- **Your task**: Write the data out again exactly, dropping any images it holds.

Collected data entries:
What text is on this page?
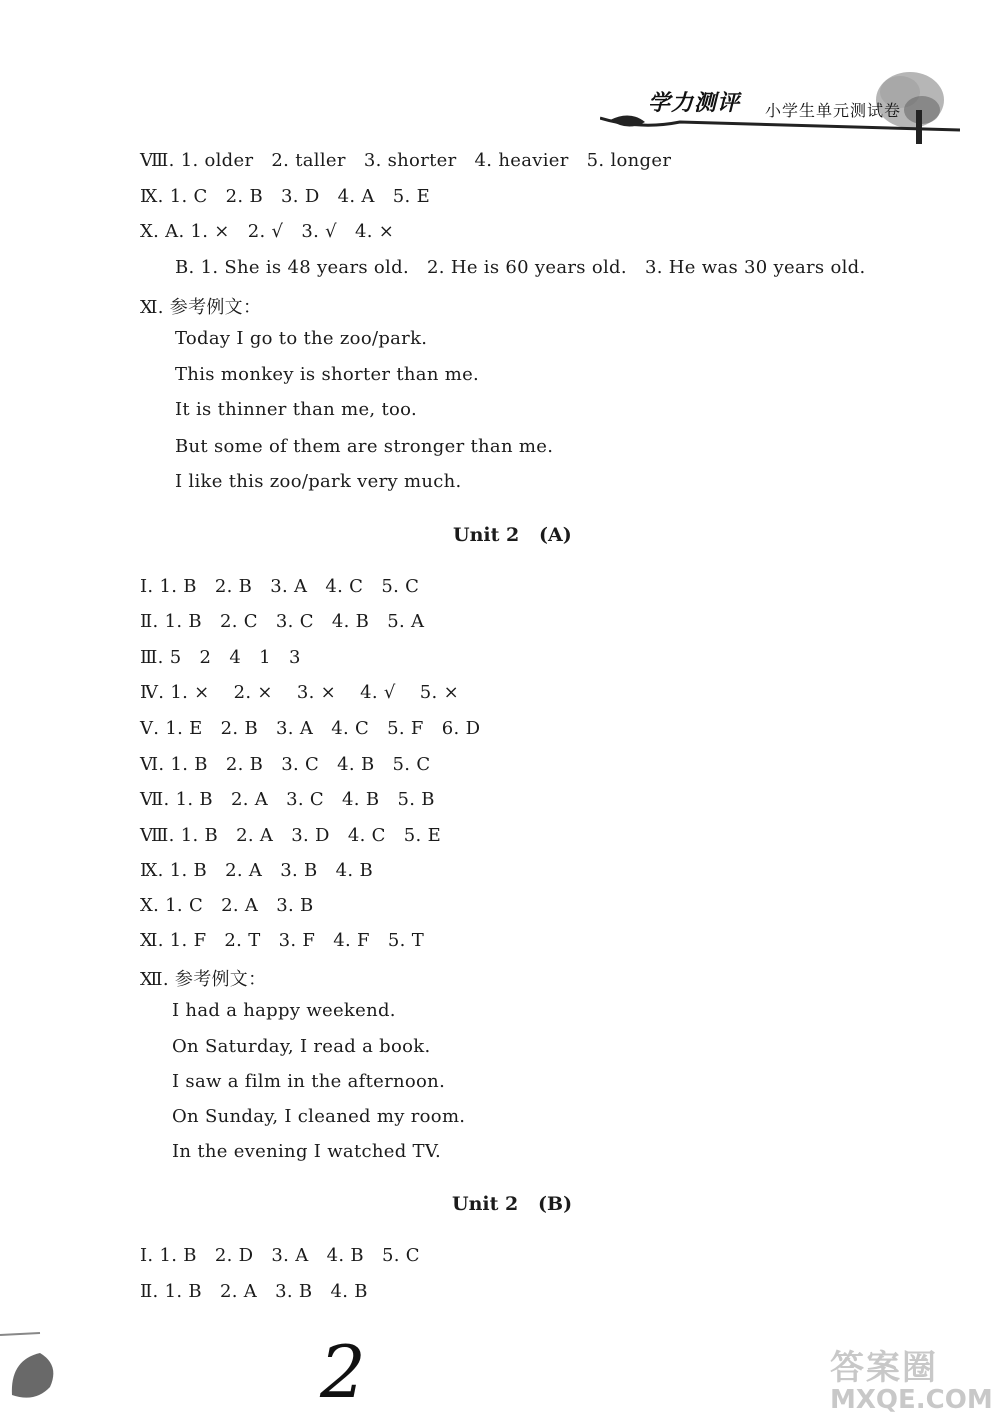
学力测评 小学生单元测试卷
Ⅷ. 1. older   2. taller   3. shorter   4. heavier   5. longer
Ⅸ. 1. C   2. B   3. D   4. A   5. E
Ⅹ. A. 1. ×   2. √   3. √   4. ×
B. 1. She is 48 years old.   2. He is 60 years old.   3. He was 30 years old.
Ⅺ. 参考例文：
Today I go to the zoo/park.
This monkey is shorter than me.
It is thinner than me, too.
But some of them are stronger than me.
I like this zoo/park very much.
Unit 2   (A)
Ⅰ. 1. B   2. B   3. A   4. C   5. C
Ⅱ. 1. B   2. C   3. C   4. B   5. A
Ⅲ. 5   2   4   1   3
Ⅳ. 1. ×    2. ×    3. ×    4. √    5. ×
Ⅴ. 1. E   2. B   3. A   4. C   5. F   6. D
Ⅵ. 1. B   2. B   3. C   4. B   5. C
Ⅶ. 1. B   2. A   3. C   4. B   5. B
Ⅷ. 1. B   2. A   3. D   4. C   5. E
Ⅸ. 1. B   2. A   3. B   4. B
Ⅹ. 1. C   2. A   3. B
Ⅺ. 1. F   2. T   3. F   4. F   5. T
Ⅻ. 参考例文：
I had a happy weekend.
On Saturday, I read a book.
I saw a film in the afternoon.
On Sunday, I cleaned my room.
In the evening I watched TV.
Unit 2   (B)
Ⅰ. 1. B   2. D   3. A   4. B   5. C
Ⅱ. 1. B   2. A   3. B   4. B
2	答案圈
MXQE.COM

- **Task output**:
What text is on this page?
学力测评 小学生单元测试卷
Ⅷ. 1. older   2. taller   3. shorter   4. heavier   5. longer
Ⅸ. 1. C   2. B   3. D   4. A   5. E
Ⅹ. A. 1. ×   2. √   3. √   4. ×
B. 1. She is 48 years old.   2. He is 60 years old.   3. He was 30 years old.
Ⅺ. 参考例文：
Today I go to the zoo/park.
This monkey is shorter than me.
It is thinner than me, too.
But some of them are stronger than me.
I like this zoo/park very much.
Unit 2   (A)
Ⅰ. 1. B   2. B   3. A   4. C   5. C
Ⅱ. 1. B   2. C   3. C   4. B   5. A
Ⅲ. 5   2   4   1   3
Ⅳ. 1. ×    2. ×    3. ×    4. √    5. ×
Ⅴ. 1. E   2. B   3. A   4. C   5. F   6. D
Ⅵ. 1. B   2. B   3. C   4. B   5. C
Ⅶ. 1. B   2. A   3. C   4. B   5. B
Ⅷ. 1. B   2. A   3. D   4. C   5. E
Ⅸ. 1. B   2. A   3. B   4. B
Ⅹ. 1. C   2. A   3. B
Ⅺ. 1. F   2. T   3. F   4. F   5. T
Ⅻ. 参考例文：
I had a happy weekend.
On Saturday, I read a book.
I saw a film in the afternoon.
On Sunday, I cleaned my room.
In the evening I watched TV.
Unit 2   (B)
Ⅰ. 1. B   2. D   3. A   4. B   5. C
Ⅱ. 1. B   2. A   3. B   4. B
2	答案圈
MXQE.COM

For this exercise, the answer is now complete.